▶ **INSTRUCTIONS FOR THE TASK**: In the copy, include every entry exactly but none of the pictures.

::: RAW DATA :::

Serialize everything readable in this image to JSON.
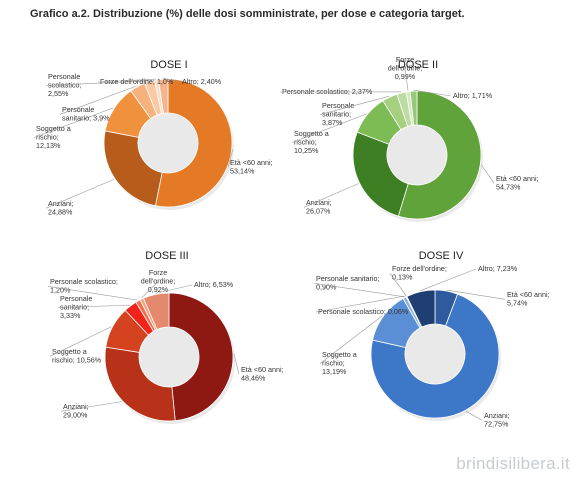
{
  "page": {
    "title": "Grafico a.2. Distribuzione (%) delle dosi somministrate, per dose e categoria target.",
    "watermark": "brindisilibera.it"
  },
  "chart_data": [
    {
      "type": "pie",
      "title": "DOSE I",
      "slices": [
        {
          "name": "Età <60 anni",
          "value": 53.14,
          "display": "53,14%",
          "color": "#e57a26"
        },
        {
          "name": "Anziani",
          "value": 24.88,
          "display": "24,88%",
          "color": "#b85c1c"
        },
        {
          "name": "Soggetto a rischio",
          "value": 12.13,
          "display": "12,13%",
          "color": "#f0913e"
        },
        {
          "name": "Personale sanitario",
          "value": 3.9,
          "display": "3,9%",
          "color": "#f6b27c"
        },
        {
          "name": "Personale scolastico",
          "value": 2.55,
          "display": "2,55%",
          "color": "#f9c9a3"
        },
        {
          "name": "Forze dell'ordine",
          "value": 1.0,
          "display": "1,0%",
          "color": "#fbdcc6"
        },
        {
          "name": "Altro",
          "value": 2.4,
          "display": "2,40%",
          "color": "#f4b58e"
        }
      ]
    },
    {
      "type": "pie",
      "title": "DOSE II",
      "slices": [
        {
          "name": "Età <60 anni",
          "value": 54.73,
          "display": "54,73%",
          "color": "#5fa33a"
        },
        {
          "name": "Anziani",
          "value": 26.07,
          "display": "26,07%",
          "color": "#3f7f24"
        },
        {
          "name": "Soggetto a rischio",
          "value": 10.25,
          "display": "10,25%",
          "color": "#7dbc55"
        },
        {
          "name": "Personale sanitario",
          "value": 3.87,
          "display": "3,87%",
          "color": "#a4d080"
        },
        {
          "name": "Personale scolastico",
          "value": 2.37,
          "display": "2,37%",
          "color": "#bddca3"
        },
        {
          "name": "Forze dell'ordine",
          "value": 0.99,
          "display": "0,99%",
          "color": "#d4e8c4"
        },
        {
          "name": "Altro",
          "value": 1.71,
          "display": "1,71%",
          "color": "#98c879"
        }
      ]
    },
    {
      "type": "pie",
      "title": "DOSE III",
      "slices": [
        {
          "name": "Età <60 anni",
          "value": 48.46,
          "display": "48,46%",
          "color": "#8e1812"
        },
        {
          "name": "Anziani",
          "value": 29.0,
          "display": "29,00%",
          "color": "#b8321a"
        },
        {
          "name": "Soggetto a rischio",
          "value": 10.56,
          "display": "10,56%",
          "color": "#d4421f"
        },
        {
          "name": "Personale sanitario",
          "value": 3.33,
          "display": "3,33%",
          "color": "#f2231a"
        },
        {
          "name": "Personale scolastico",
          "value": 1.2,
          "display": "1,20%",
          "color": "#f06e4a"
        },
        {
          "name": "Forze dell'ordine",
          "value": 0.92,
          "display": "0,92%",
          "color": "#f7a184"
        },
        {
          "name": "Altro",
          "value": 6.53,
          "display": "6,53%",
          "color": "#e4896b"
        }
      ]
    },
    {
      "type": "pie",
      "title": "DOSE IV",
      "slices": [
        {
          "name": "Età <60 anni",
          "value": 5.74,
          "display": "5,74%",
          "color": "#2e5a9e"
        },
        {
          "name": "Anziani",
          "value": 72.75,
          "display": "72,75%",
          "color": "#3d78c8"
        },
        {
          "name": "Soggetto a rischio",
          "value": 13.19,
          "display": "13,19%",
          "color": "#5a8fd6"
        },
        {
          "name": "Personale sanitario",
          "value": 0.9,
          "display": "0,90%",
          "color": "#8cb1e3"
        },
        {
          "name": "Personale scolastico",
          "value": 0.06,
          "display": "0,06%",
          "color": "#a9c4ea"
        },
        {
          "name": "Forze dell'ordine",
          "value": 0.13,
          "display": "0,13%",
          "color": "#c6d8f1"
        },
        {
          "name": "Altro",
          "value": 7.23,
          "display": "7,23%",
          "color": "#1f3f73"
        }
      ]
    }
  ]
}
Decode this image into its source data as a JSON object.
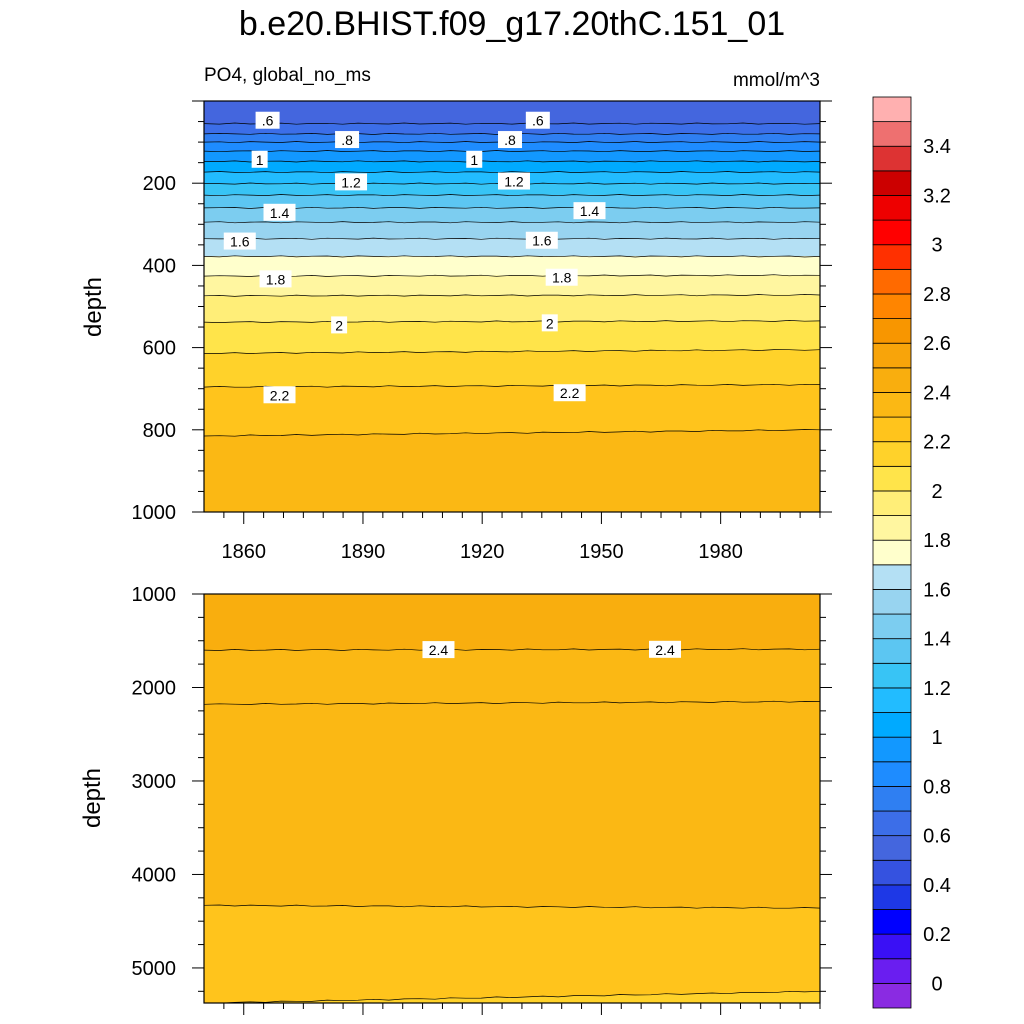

:::

▶ **THE RESULT**:
Serialize everything readable in this image to JSON.
{
  "page": {
    "title": "Grafico a.2. Distribuzione (%) delle dosi somministrate, per dose e categoria target.",
    "watermark": "brindisilibera.it"
  },
  "chart_data": [
    {
      "type": "pie",
      "title": "DOSE I",
      "slices": [
        {
          "name": "Età <60 anni",
          "value": 53.14,
          "display": "53,14%",
          "color": "#e57a26"
        },
        {
          "name": "Anziani",
          "value": 24.88,
          "display": "24,88%",
          "color": "#b85c1c"
        },
        {
          "name": "Soggetto a rischio",
          "value": 12.13,
          "display": "12,13%",
          "color": "#f0913e"
        },
        {
          "name": "Personale sanitario",
          "value": 3.9,
          "display": "3,9%",
          "color": "#f6b27c"
        },
        {
          "name": "Personale scolastico",
          "value": 2.55,
          "display": "2,55%",
          "color": "#f9c9a3"
        },
        {
          "name": "Forze dell'ordine",
          "value": 1.0,
          "display": "1,0%",
          "color": "#fbdcc6"
        },
        {
          "name": "Altro",
          "value": 2.4,
          "display": "2,40%",
          "color": "#f4b58e"
        }
      ]
    },
    {
      "type": "pie",
      "title": "DOSE II",
      "slices": [
        {
          "name": "Età <60 anni",
          "value": 54.73,
          "display": "54,73%",
          "color": "#5fa33a"
        },
        {
          "name": "Anziani",
          "value": 26.07,
          "display": "26,07%",
          "color": "#3f7f24"
        },
        {
          "name": "Soggetto a rischio",
          "value": 10.25,
          "display": "10,25%",
          "color": "#7dbc55"
        },
        {
          "name": "Personale sanitario",
          "value": 3.87,
          "display": "3,87%",
          "color": "#a4d080"
        },
        {
          "name": "Personale scolastico",
          "value": 2.37,
          "display": "2,37%",
          "color": "#bddca3"
        },
        {
          "name": "Forze dell'ordine",
          "value": 0.99,
          "display": "0,99%",
          "color": "#d4e8c4"
        },
        {
          "name": "Altro",
          "value": 1.71,
          "display": "1,71%",
          "color": "#98c879"
        }
      ]
    },
    {
      "type": "pie",
      "title": "DOSE III",
      "slices": [
        {
          "name": "Età <60 anni",
          "value": 48.46,
          "display": "48,46%",
          "color": "#8e1812"
        },
        {
          "name": "Anziani",
          "value": 29.0,
          "display": "29,00%",
          "color": "#b8321a"
        },
        {
          "name": "Soggetto a rischio",
          "value": 10.56,
          "display": "10,56%",
          "color": "#d4421f"
        },
        {
          "name": "Personale sanitario",
          "value": 3.33,
          "display": "3,33%",
          "color": "#f2231a"
        },
        {
          "name": "Personale scolastico",
          "value": 1.2,
          "display": "1,20%",
          "color": "#f06e4a"
        },
        {
          "name": "Forze dell'ordine",
          "value": 0.92,
          "display": "0,92%",
          "color": "#f7a184"
        },
        {
          "name": "Altro",
          "value": 6.53,
          "display": "6,53%",
          "color": "#e4896b"
        }
      ]
    },
    {
      "type": "pie",
      "title": "DOSE IV",
      "slices": [
        {
          "name": "Età <60 anni",
          "value": 5.74,
          "display": "5,74%",
          "color": "#2e5a9e"
        },
        {
          "name": "Anziani",
          "value": 72.75,
          "display": "72,75%",
          "color": "#3d78c8"
        },
        {
          "name": "Soggetto a rischio",
          "value": 13.19,
          "display": "13,19%",
          "color": "#5a8fd6"
        },
        {
          "name": "Personale sanitario",
          "value": 0.9,
          "display": "0,90%",
          "color": "#8cb1e3"
        },
        {
          "name": "Personale scolastico",
          "value": 0.06,
          "display": "0,06%",
          "color": "#a9c4ea"
        },
        {
          "name": "Forze dell'ordine",
          "value": 0.13,
          "display": "0,13%",
          "color": "#c6d8f1"
        },
        {
          "name": "Altro",
          "value": 7.23,
          "display": "7,23%",
          "color": "#1f3f73"
        }
      ]
    }
  ]
}
Decode this image into its source data as a JSON object.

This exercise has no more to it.